== GOAL ==
Copy out all lines where "Regularly" appears.

== ENTRIES PROVIDED ==
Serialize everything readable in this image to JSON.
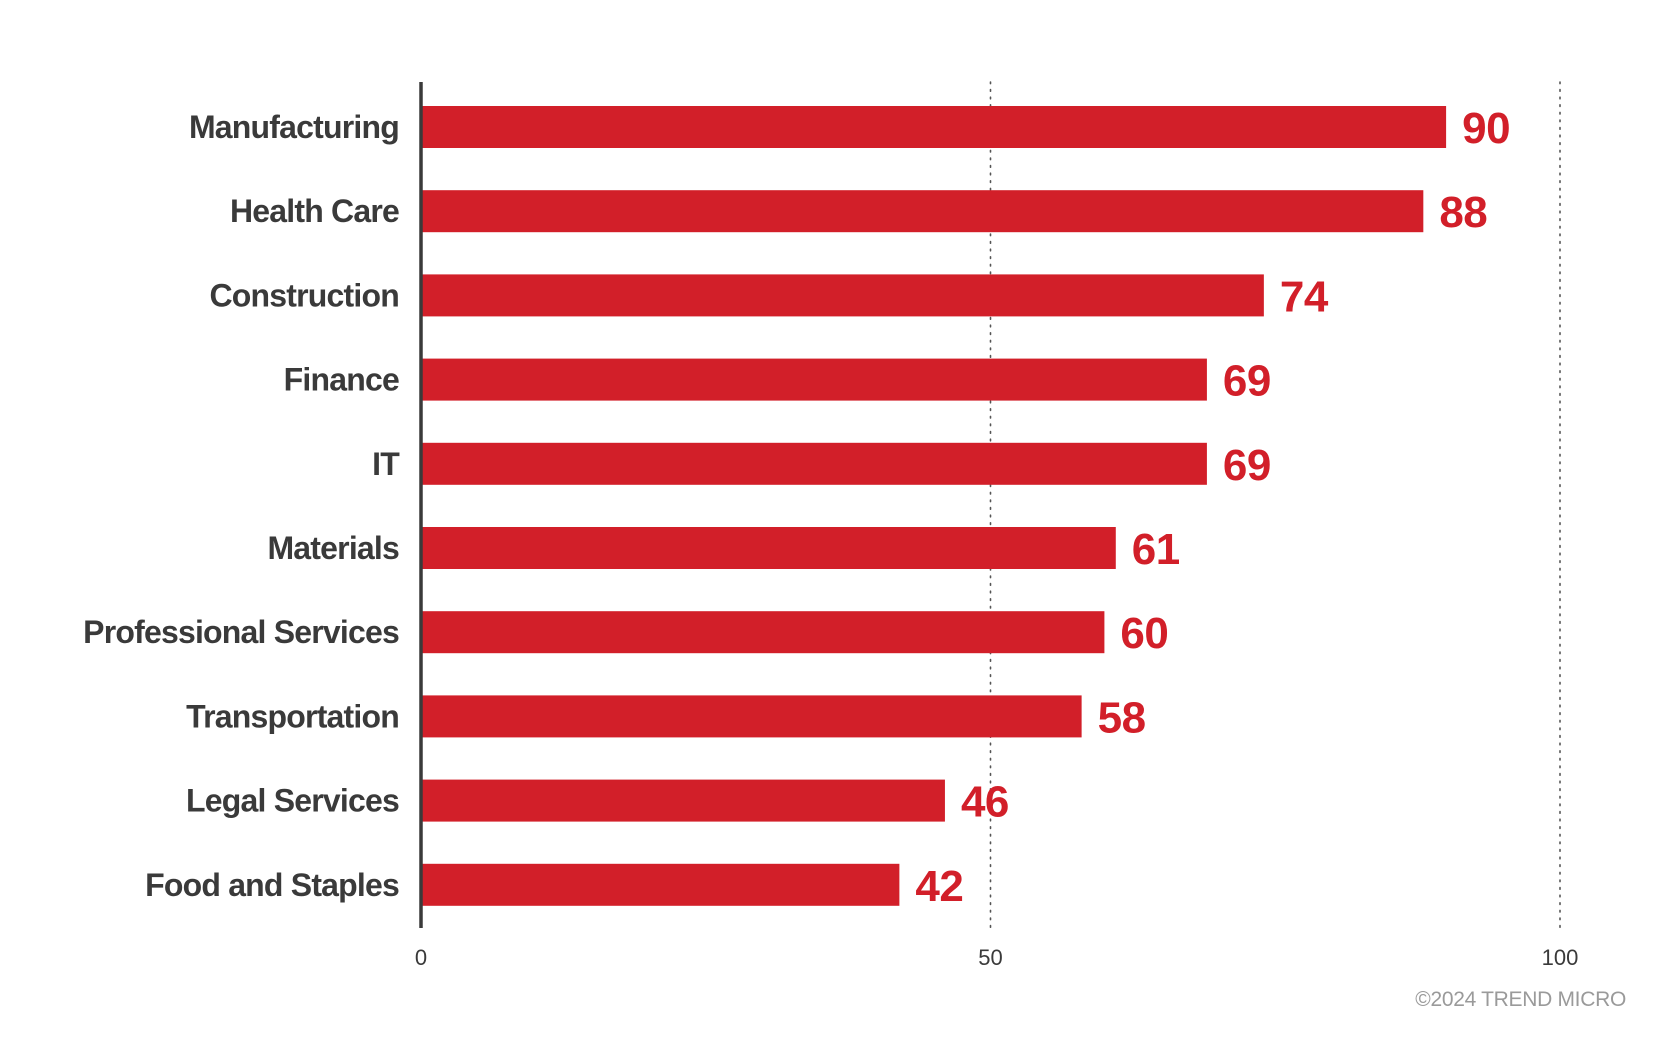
{
  "chart_data": {
    "type": "bar",
    "orientation": "horizontal",
    "categories": [
      "Manufacturing",
      "Health Care",
      "Construction",
      "Finance",
      "IT",
      "Materials",
      "Professional Services",
      "Transportation",
      "Legal Services",
      "Food and Staples"
    ],
    "values": [
      90,
      88,
      74,
      69,
      69,
      61,
      60,
      58,
      46,
      42
    ],
    "data_labels": [
      "90",
      "88",
      "74",
      "69",
      "69",
      "61",
      "60",
      "58",
      "46",
      "42"
    ],
    "xlim": [
      0,
      100
    ],
    "x_ticks": [
      0,
      50,
      100
    ],
    "x_tick_labels": [
      "0",
      "50",
      "100"
    ],
    "gridlines": "dotted vertical at 50 and 100",
    "legend": "none",
    "bar_color": "#d21f29",
    "label_color": "#d21f29"
  },
  "footer": {
    "copyright": "©2024 TREND MICRO"
  }
}
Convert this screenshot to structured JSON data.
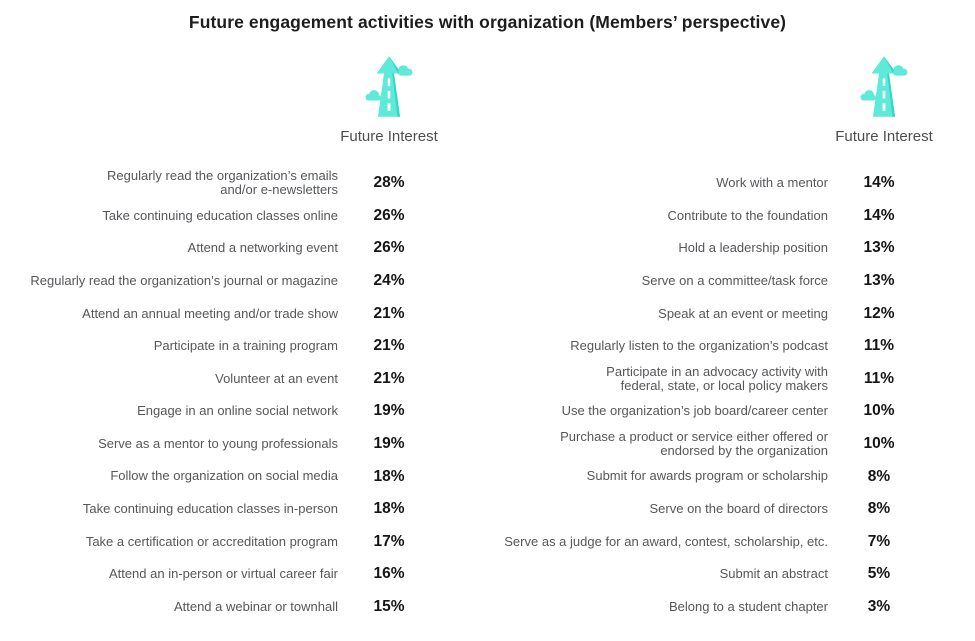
{
  "title": "Future engagement activities with organization (Members’ perspective)",
  "icons": {
    "header_icon": "ascending-road-arrow-icon"
  },
  "colors": {
    "accent_teal": "#5FE9D8",
    "accent_teal_dark": "#2FD9C6",
    "label_gray": "#55575A",
    "value_black": "#161616",
    "title_color": "#1D1D1F"
  },
  "chart_data": [
    {
      "type": "table",
      "title": "Future Interest",
      "value_suffix": "%",
      "categories": [
        "Regularly read the organization’s emails\nand/or e-newsletters",
        "Take continuing education classes online",
        "Attend a networking event",
        "Regularly read the organization’s journal or magazine",
        "Attend an annual meeting and/or trade show",
        "Participate in a training program",
        "Volunteer at an event",
        "Engage in an online social network",
        "Serve as a mentor to young professionals",
        "Follow the organization on social media",
        "Take continuing education classes in-person",
        "Take a certification or accreditation program",
        "Attend an in-person or virtual career fair",
        "Attend a webinar or townhall"
      ],
      "values": [
        28,
        26,
        26,
        24,
        21,
        21,
        21,
        19,
        19,
        18,
        18,
        17,
        16,
        15
      ]
    },
    {
      "type": "table",
      "title": "Future Interest",
      "value_suffix": "%",
      "categories": [
        "Work with a mentor",
        "Contribute to the foundation",
        "Hold a leadership position",
        "Serve on a committee/task force",
        "Speak at an event or meeting",
        "Regularly listen to the organization’s podcast",
        "Participate in an advocacy activity with\nfederal, state, or local policy makers",
        "Use the organization’s job board/career center",
        "Purchase a product or service either offered or\nendorsed by the organization",
        "Submit for awards program or scholarship",
        "Serve on the board of directors",
        "Serve as a judge for an award, contest, scholarship, etc.",
        "Submit an abstract",
        "Belong to a student chapter"
      ],
      "values": [
        14,
        14,
        13,
        13,
        12,
        11,
        11,
        10,
        10,
        8,
        8,
        7,
        5,
        3
      ]
    }
  ]
}
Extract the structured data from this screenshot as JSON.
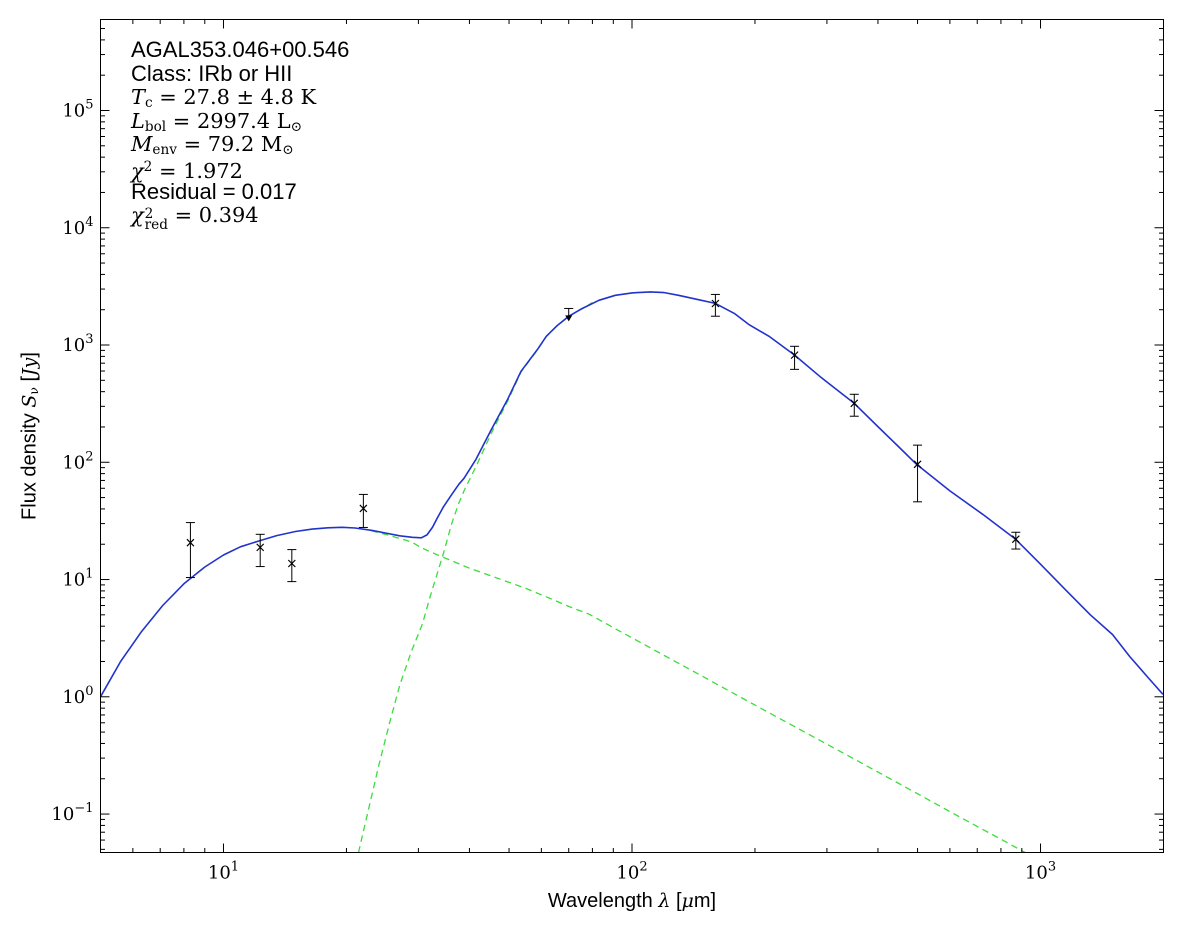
{
  "annotation": {
    "lines": [
      {
        "name": "source-name",
        "segments": [
          {
            "t": "AGAL353.046+00.546",
            "s": "sans"
          }
        ]
      },
      {
        "name": "class",
        "segments": [
          {
            "t": "Class: IRb or HII",
            "s": "sans"
          }
        ]
      },
      {
        "name": "temperature",
        "segments": [
          {
            "t": "T",
            "s": "it"
          },
          {
            "t": "c",
            "s": "sub"
          },
          {
            "t": " = 27.8 ± 4.8 K",
            "s": "rm"
          }
        ]
      },
      {
        "name": "luminosity",
        "segments": [
          {
            "t": "L",
            "s": "it"
          },
          {
            "t": "bol",
            "s": "sub"
          },
          {
            "t": " = 2997.4 L",
            "s": "rm"
          },
          {
            "t": "⊙",
            "s": "sub"
          }
        ]
      },
      {
        "name": "mass",
        "segments": [
          {
            "t": "M",
            "s": "it"
          },
          {
            "t": "env",
            "s": "sub"
          },
          {
            "t": " = 79.2 M",
            "s": "rm"
          },
          {
            "t": "⊙",
            "s": "sub"
          }
        ]
      },
      {
        "name": "chi-squared",
        "segments": [
          {
            "t": "χ",
            "s": "it"
          },
          {
            "t": "2",
            "s": "sup"
          },
          {
            "t": " = 1.972",
            "s": "rm"
          }
        ]
      },
      {
        "name": "residual",
        "segments": [
          {
            "t": "Residual = 0.017",
            "s": "sans"
          }
        ]
      },
      {
        "name": "chi-squared-reduced",
        "segments": [
          {
            "t": "χ",
            "s": "it"
          },
          {
            "s": "stack",
            "sup": "2",
            "sub": "red"
          },
          {
            "t": " = 0.394",
            "s": "rm"
          }
        ]
      }
    ]
  },
  "axes": {
    "x": {
      "segments": [
        {
          "t": "Wavelength ",
          "s": "sans"
        },
        {
          "t": "λ",
          "s": "it"
        },
        {
          "t": " [",
          "s": "sans"
        },
        {
          "t": "μ",
          "s": "it"
        },
        {
          "t": "m]",
          "s": "sans"
        }
      ]
    },
    "y": {
      "segments": [
        {
          "t": "Flux density ",
          "s": "sans"
        },
        {
          "t": "S",
          "s": "it"
        },
        {
          "t": "ν",
          "s": "sub"
        },
        {
          "t": " [",
          "s": "sans"
        },
        {
          "t": "Jy",
          "s": "it"
        },
        {
          "t": "]",
          "s": "sans"
        }
      ]
    }
  },
  "chart_data": {
    "type": "line",
    "title": "",
    "xlabel": "Wavelength λ [μm]",
    "ylabel": "Flux density S_ν [Jy]",
    "xscale": "log",
    "yscale": "log",
    "xlim": [
      5,
      2000
    ],
    "ylim": [
      0.047,
      597000
    ],
    "x_tick_exponents": [
      1,
      2,
      3
    ],
    "y_tick_exponents": [
      5,
      4,
      3,
      2,
      1,
      0,
      -1
    ],
    "grid": false,
    "legend": "none",
    "colors": {
      "model": "#2233cc",
      "components": "#3cdc3c",
      "data": "#000000"
    },
    "series": [
      {
        "name": "cold-component",
        "style": "dashed",
        "color": "#3cdc3c",
        "width": 1.3,
        "points": [
          [
            21.4,
            0.047
          ],
          [
            22.5,
            0.1
          ],
          [
            24,
            0.26
          ],
          [
            25.5,
            0.6
          ],
          [
            27,
            1.25
          ],
          [
            28.8,
            2.4
          ],
          [
            30.7,
            4.2
          ],
          [
            32,
            7
          ],
          [
            33.3,
            11
          ],
          [
            34.6,
            17
          ],
          [
            36.2,
            30
          ],
          [
            37.7,
            45
          ],
          [
            38.8,
            57
          ],
          [
            41.5,
            92
          ],
          [
            45.3,
            178
          ],
          [
            49.6,
            332
          ],
          [
            53.5,
            588
          ],
          [
            58.7,
            910
          ],
          [
            61.7,
            1178
          ],
          [
            65.3,
            1436
          ],
          [
            70,
            1750
          ],
          [
            74.8,
            2005
          ],
          [
            80,
            2300
          ]
        ]
      },
      {
        "name": "warm-component",
        "style": "dashed",
        "color": "#3cdc3c",
        "width": 1.3,
        "points": [
          [
            23,
            26.1
          ],
          [
            24,
            25.1
          ],
          [
            25,
            24.2
          ],
          [
            26,
            23.3
          ],
          [
            27,
            22.4
          ],
          [
            28,
            21.6
          ],
          [
            29,
            20.7
          ],
          [
            30.5,
            18.7
          ],
          [
            32,
            17.3
          ],
          [
            34,
            15.8
          ],
          [
            36.3,
            14.4
          ],
          [
            40,
            12.5
          ],
          [
            44,
            11.1
          ],
          [
            48.2,
            9.9
          ],
          [
            55,
            8.4
          ],
          [
            63,
            6.9
          ],
          [
            70,
            5.9
          ],
          [
            78.6,
            5.05
          ],
          [
            90,
            3.89
          ],
          [
            105,
            2.9
          ],
          [
            120,
            2.25
          ],
          [
            140,
            1.68
          ],
          [
            160,
            1.3
          ],
          [
            200,
            0.85
          ],
          [
            250,
            0.557
          ],
          [
            300,
            0.394
          ],
          [
            350,
            0.294
          ],
          [
            420,
            0.208
          ],
          [
            500,
            0.149
          ],
          [
            600,
            0.105
          ],
          [
            722,
            0.074
          ],
          [
            800,
            0.061
          ],
          [
            917,
            0.047
          ]
        ]
      },
      {
        "name": "total-model",
        "style": "solid",
        "color": "#2233cc",
        "width": 1.6,
        "points": [
          [
            5,
            1.0
          ],
          [
            5.6,
            2.0
          ],
          [
            6.3,
            3.6
          ],
          [
            7.1,
            6.0
          ],
          [
            8,
            9.2
          ],
          [
            9,
            12.8
          ],
          [
            10,
            16.2
          ],
          [
            11,
            19.0
          ],
          [
            12.2,
            21.3
          ],
          [
            13.5,
            23.7
          ],
          [
            15,
            25.7
          ],
          [
            16.5,
            26.9
          ],
          [
            18,
            27.6
          ],
          [
            19.5,
            27.9
          ],
          [
            21,
            27.5
          ],
          [
            23,
            26.3
          ],
          [
            25,
            24.9
          ],
          [
            27,
            23.6
          ],
          [
            29,
            22.9
          ],
          [
            30.5,
            22.7
          ],
          [
            31.5,
            24.0
          ],
          [
            32.5,
            28.0
          ],
          [
            33.3,
            33
          ],
          [
            34.6,
            42
          ],
          [
            36.2,
            53
          ],
          [
            37.7,
            65
          ],
          [
            38.8,
            73
          ],
          [
            41.5,
            106
          ],
          [
            45.3,
            191
          ],
          [
            49.6,
            344
          ],
          [
            53.5,
            597
          ],
          [
            58.7,
            918
          ],
          [
            61.7,
            1186
          ],
          [
            65.3,
            1443
          ],
          [
            70,
            1758
          ],
          [
            74.8,
            2014
          ],
          [
            83,
            2404
          ],
          [
            91,
            2655
          ],
          [
            100,
            2780
          ],
          [
            111,
            2837
          ],
          [
            120,
            2800
          ],
          [
            130,
            2655
          ],
          [
            146,
            2430
          ],
          [
            160,
            2265
          ],
          [
            178,
            1860
          ],
          [
            193,
            1500
          ],
          [
            217,
            1180
          ],
          [
            250,
            820
          ],
          [
            290,
            530
          ],
          [
            350,
            318
          ],
          [
            402,
            198
          ],
          [
            450,
            135
          ],
          [
            497,
            96
          ],
          [
            600,
            57
          ],
          [
            722,
            36
          ],
          [
            870,
            22
          ],
          [
            1000,
            13.5
          ],
          [
            1150,
            8.2
          ],
          [
            1324,
            5.0
          ],
          [
            1500,
            3.4
          ],
          [
            1654,
            2.2
          ],
          [
            1820,
            1.5
          ],
          [
            1993,
            1.05
          ]
        ]
      }
    ],
    "data_points": [
      {
        "lam": 8.3,
        "s": 20.6,
        "lo": 10.4,
        "hi": 30.6
      },
      {
        "lam": 12.3,
        "s": 18.8,
        "lo": 12.9,
        "hi": 24.3
      },
      {
        "lam": 14.7,
        "s": 13.7,
        "lo": 9.6,
        "hi": 18.0
      },
      {
        "lam": 22.0,
        "s": 40.4,
        "lo": 27.8,
        "hi": 53.2
      },
      {
        "lam": 160,
        "s": 2260,
        "lo": 1760,
        "hi": 2700
      },
      {
        "lam": 250,
        "s": 820,
        "lo": 620,
        "hi": 975
      },
      {
        "lam": 350,
        "s": 318,
        "lo": 247,
        "hi": 380
      },
      {
        "lam": 500,
        "s": 96,
        "lo": 46,
        "hi": 140
      },
      {
        "lam": 870,
        "s": 22.1,
        "lo": 18.2,
        "hi": 25.3
      }
    ],
    "upper_limit": {
      "lam": 70,
      "hi": 2050,
      "tip": 1590
    }
  }
}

== WRITTEN RESPONSE ==
        "Regularly read the organization’s emails\nand/or e-newsletters",
        "Regularly read the organization’s journal or magazine",
        "Regularly listen to the organization’s podcast",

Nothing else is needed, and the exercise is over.